Directions for this task – Write out each line that follows exactly as it stands, without the pictures.

(Dataset rows)
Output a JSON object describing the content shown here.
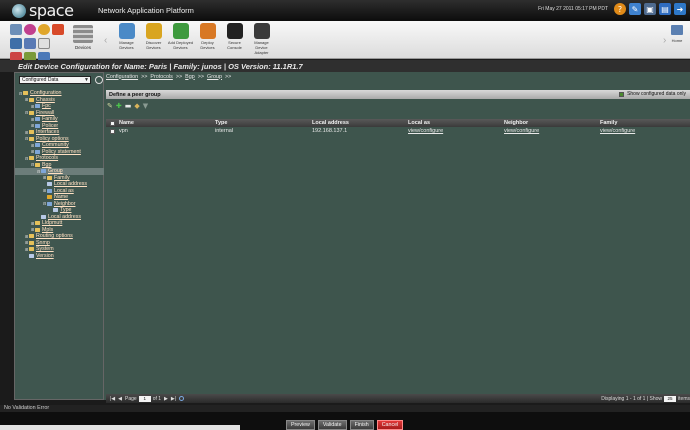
{
  "app": {
    "logo": "space",
    "title": "Network Application Platform",
    "datetime": "Fri May 27 2011 05:17 PM PDT"
  },
  "ribbon": {
    "devices_label": "Devices",
    "home_label": "Home",
    "actions": [
      {
        "label": "Manage Devices",
        "icon": "manage-devices-icon",
        "color": "#4b8ac7"
      },
      {
        "label": "Discover Devices",
        "icon": "discover-devices-icon",
        "color": "#d9a520"
      },
      {
        "label": "Add Deployed Devices",
        "icon": "add-deployed-icon",
        "color": "#3e9a3e"
      },
      {
        "label": "Deploy Devices",
        "icon": "deploy-devices-icon",
        "color": "#d87824"
      },
      {
        "label": "Secure Console",
        "icon": "secure-console-icon",
        "color": "#222222"
      },
      {
        "label": "Manage Device Adapter",
        "icon": "device-adapter-icon",
        "color": "#3a3a3a"
      }
    ]
  },
  "edit_title": "Edit Device Configuration for Name: Paris | Family: junos | OS Version: 11.1R1.7",
  "filter": {
    "value": "Configured Data"
  },
  "tree": [
    {
      "label": "Configuration",
      "indent": 0,
      "toggle": "⊟",
      "icon": "folder-icon"
    },
    {
      "label": "Chassis",
      "indent": 1,
      "toggle": "⊞",
      "icon": "folder-icon"
    },
    {
      "label": "Fpc",
      "indent": 2,
      "toggle": "⊞",
      "icon": "node-icon"
    },
    {
      "label": "Firewall",
      "indent": 1,
      "toggle": "⊟",
      "icon": "folder-icon"
    },
    {
      "label": "Family",
      "indent": 2,
      "toggle": "⊞",
      "icon": "node-icon"
    },
    {
      "label": "Policer",
      "indent": 2,
      "toggle": "⊞",
      "icon": "node-icon"
    },
    {
      "label": "Interfaces",
      "indent": 1,
      "toggle": "⊞",
      "icon": "folder-icon"
    },
    {
      "label": "Policy options",
      "indent": 1,
      "toggle": "⊟",
      "icon": "folder-icon"
    },
    {
      "label": "Community",
      "indent": 2,
      "toggle": "⊞",
      "icon": "node-icon"
    },
    {
      "label": "Policy statement",
      "indent": 2,
      "toggle": "⊞",
      "icon": "node-icon"
    },
    {
      "label": "Protocols",
      "indent": 1,
      "toggle": "⊟",
      "icon": "folder-icon"
    },
    {
      "label": "Bgp",
      "indent": 2,
      "toggle": "⊟",
      "icon": "folder-icon"
    },
    {
      "label": "Group",
      "indent": 3,
      "toggle": "⊟",
      "icon": "node-icon",
      "selected": true
    },
    {
      "label": "Family",
      "indent": 4,
      "toggle": "⊞",
      "icon": "folder-icon"
    },
    {
      "label": "Local address",
      "indent": 4,
      "toggle": "",
      "icon": "leaf-icon"
    },
    {
      "label": "Local as",
      "indent": 4,
      "toggle": "⊞",
      "icon": "node-icon"
    },
    {
      "label": "Name",
      "indent": 4,
      "toggle": "",
      "icon": "key-icon"
    },
    {
      "label": "Neighbor",
      "indent": 4,
      "toggle": "⊟",
      "icon": "node-icon"
    },
    {
      "label": "Type",
      "indent": 5,
      "toggle": "",
      "icon": "leaf-icon"
    },
    {
      "label": "Local address",
      "indent": 3,
      "toggle": "",
      "icon": "leaf-icon"
    },
    {
      "label": "Lldpmutt",
      "indent": 2,
      "toggle": "⊞",
      "icon": "folder-icon"
    },
    {
      "label": "Mpls",
      "indent": 2,
      "toggle": "⊞",
      "icon": "folder-icon"
    },
    {
      "label": "Routing options",
      "indent": 1,
      "toggle": "⊞",
      "icon": "folder-icon"
    },
    {
      "label": "Snmp",
      "indent": 1,
      "toggle": "⊞",
      "icon": "folder-icon"
    },
    {
      "label": "System",
      "indent": 1,
      "toggle": "⊞",
      "icon": "folder-icon"
    },
    {
      "label": "Version",
      "indent": 1,
      "toggle": "",
      "icon": "leaf-icon"
    }
  ],
  "breadcrumb": [
    "Configuration",
    "Protocols",
    "Bgp",
    "Group"
  ],
  "breadcrumb_sep": ">>",
  "section": {
    "title": "Define a peer group",
    "show_configured_label": "Show configured data only"
  },
  "grid": {
    "columns": [
      "Name",
      "Type",
      "Local address",
      "Local as",
      "Neighbor",
      "Family"
    ],
    "rows": [
      [
        "vpn",
        "internal",
        "192.168.137.1",
        "view/configure",
        "view/configure",
        "view/configure"
      ]
    ]
  },
  "pager": {
    "page_label": "Page",
    "page_value": "1",
    "of_label": "of 1",
    "display_text": "Displaying 1 - 1 of 1 | Show",
    "page_size": "25",
    "items_label": "items"
  },
  "status": "No Validation Error",
  "buttons": {
    "preview": "Preview",
    "validate": "Validate",
    "finish": "Finish",
    "cancel": "Cancel"
  },
  "colors": {
    "tree_bg": "#3f564f",
    "link": "#ffe0c2",
    "cancel": "#d02c2c"
  }
}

Expected answer –
Output a JSON object describing the content shown here.
{
  "app": {
    "logo": "space",
    "title": "Network Application Platform",
    "datetime": "Fri May 27 2011 05:17 PM PDT"
  },
  "ribbon": {
    "devices_label": "Devices",
    "home_label": "Home",
    "actions": [
      {
        "label": "Manage Devices",
        "icon": "manage-devices-icon",
        "color": "#4b8ac7"
      },
      {
        "label": "Discover Devices",
        "icon": "discover-devices-icon",
        "color": "#d9a520"
      },
      {
        "label": "Add Deployed Devices",
        "icon": "add-deployed-icon",
        "color": "#3e9a3e"
      },
      {
        "label": "Deploy Devices",
        "icon": "deploy-devices-icon",
        "color": "#d87824"
      },
      {
        "label": "Secure Console",
        "icon": "secure-console-icon",
        "color": "#222222"
      },
      {
        "label": "Manage Device Adapter",
        "icon": "device-adapter-icon",
        "color": "#3a3a3a"
      }
    ]
  },
  "edit_title": "Edit Device Configuration for Name: Paris | Family: junos | OS Version: 11.1R1.7",
  "filter": {
    "value": "Configured Data"
  },
  "tree": [
    {
      "label": "Configuration",
      "indent": 0,
      "toggle": "⊟",
      "icon": "folder-icon"
    },
    {
      "label": "Chassis",
      "indent": 1,
      "toggle": "⊞",
      "icon": "folder-icon"
    },
    {
      "label": "Fpc",
      "indent": 2,
      "toggle": "⊞",
      "icon": "node-icon"
    },
    {
      "label": "Firewall",
      "indent": 1,
      "toggle": "⊟",
      "icon": "folder-icon"
    },
    {
      "label": "Family",
      "indent": 2,
      "toggle": "⊞",
      "icon": "node-icon"
    },
    {
      "label": "Policer",
      "indent": 2,
      "toggle": "⊞",
      "icon": "node-icon"
    },
    {
      "label": "Interfaces",
      "indent": 1,
      "toggle": "⊞",
      "icon": "folder-icon"
    },
    {
      "label": "Policy options",
      "indent": 1,
      "toggle": "⊟",
      "icon": "folder-icon"
    },
    {
      "label": "Community",
      "indent": 2,
      "toggle": "⊞",
      "icon": "node-icon"
    },
    {
      "label": "Policy statement",
      "indent": 2,
      "toggle": "⊞",
      "icon": "node-icon"
    },
    {
      "label": "Protocols",
      "indent": 1,
      "toggle": "⊟",
      "icon": "folder-icon"
    },
    {
      "label": "Bgp",
      "indent": 2,
      "toggle": "⊟",
      "icon": "folder-icon"
    },
    {
      "label": "Group",
      "indent": 3,
      "toggle": "⊟",
      "icon": "node-icon",
      "selected": true
    },
    {
      "label": "Family",
      "indent": 4,
      "toggle": "⊞",
      "icon": "folder-icon"
    },
    {
      "label": "Local address",
      "indent": 4,
      "toggle": "",
      "icon": "leaf-icon"
    },
    {
      "label": "Local as",
      "indent": 4,
      "toggle": "⊞",
      "icon": "node-icon"
    },
    {
      "label": "Name",
      "indent": 4,
      "toggle": "",
      "icon": "key-icon"
    },
    {
      "label": "Neighbor",
      "indent": 4,
      "toggle": "⊟",
      "icon": "node-icon"
    },
    {
      "label": "Type",
      "indent": 5,
      "toggle": "",
      "icon": "leaf-icon"
    },
    {
      "label": "Local address",
      "indent": 3,
      "toggle": "",
      "icon": "leaf-icon"
    },
    {
      "label": "Lldpmutt",
      "indent": 2,
      "toggle": "⊞",
      "icon": "folder-icon"
    },
    {
      "label": "Mpls",
      "indent": 2,
      "toggle": "⊞",
      "icon": "folder-icon"
    },
    {
      "label": "Routing options",
      "indent": 1,
      "toggle": "⊞",
      "icon": "folder-icon"
    },
    {
      "label": "Snmp",
      "indent": 1,
      "toggle": "⊞",
      "icon": "folder-icon"
    },
    {
      "label": "System",
      "indent": 1,
      "toggle": "⊞",
      "icon": "folder-icon"
    },
    {
      "label": "Version",
      "indent": 1,
      "toggle": "",
      "icon": "leaf-icon"
    }
  ],
  "breadcrumb": [
    "Configuration",
    "Protocols",
    "Bgp",
    "Group"
  ],
  "breadcrumb_sep": ">>",
  "section": {
    "title": "Define a peer group",
    "show_configured_label": "Show configured data only"
  },
  "grid": {
    "columns": [
      "Name",
      "Type",
      "Local address",
      "Local as",
      "Neighbor",
      "Family"
    ],
    "rows": [
      [
        "vpn",
        "internal",
        "192.168.137.1",
        "view/configure",
        "view/configure",
        "view/configure"
      ]
    ]
  },
  "pager": {
    "page_label": "Page",
    "page_value": "1",
    "of_label": "of 1",
    "display_text": "Displaying 1 - 1 of 1 | Show",
    "page_size": "25",
    "items_label": "items"
  },
  "status": "No Validation Error",
  "buttons": {
    "preview": "Preview",
    "validate": "Validate",
    "finish": "Finish",
    "cancel": "Cancel"
  },
  "colors": {
    "tree_bg": "#3f564f",
    "link": "#ffe0c2",
    "cancel": "#d02c2c"
  }
}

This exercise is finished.